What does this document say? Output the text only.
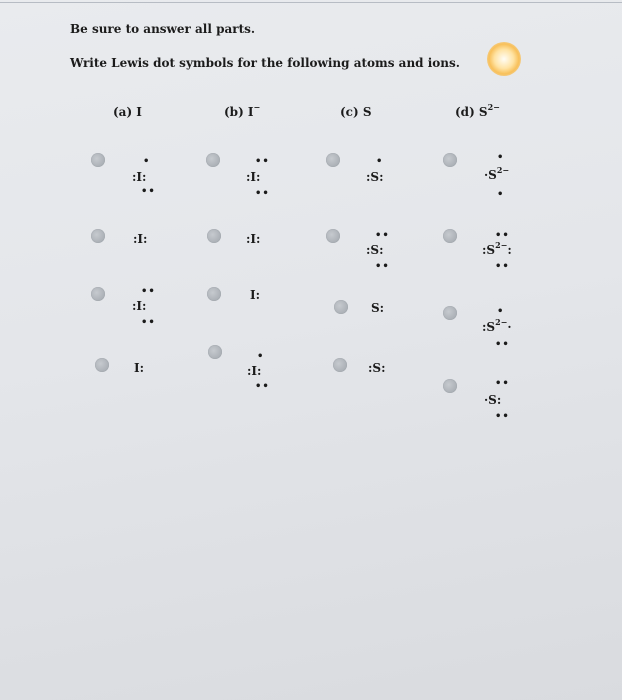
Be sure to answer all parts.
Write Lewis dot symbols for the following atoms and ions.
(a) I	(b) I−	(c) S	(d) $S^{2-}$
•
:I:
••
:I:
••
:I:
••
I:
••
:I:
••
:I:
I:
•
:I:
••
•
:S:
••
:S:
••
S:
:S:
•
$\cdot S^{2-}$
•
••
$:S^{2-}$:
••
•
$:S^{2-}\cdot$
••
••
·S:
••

===============

Written instruction:
Reproduce the records verbatim, omitting all images they contain.

The answer:
What does this document say? Output the text only.
Be sure to answer all parts.
Write Lewis dot symbols for the following atoms and ions.
(a) I	(b) I−	(c) S	(d) $S^{2-}$
•
:I:
••
:I:
••
:I:
••
I:
••
:I:
••
:I:
I:
•
:I:
••
•
:S:
••
:S:
••
S:
:S:
•
$\cdot S^{2-}$
•
••
$:S^{2-}$:
••
•
$:S^{2-}\cdot$
••
••
·S:
••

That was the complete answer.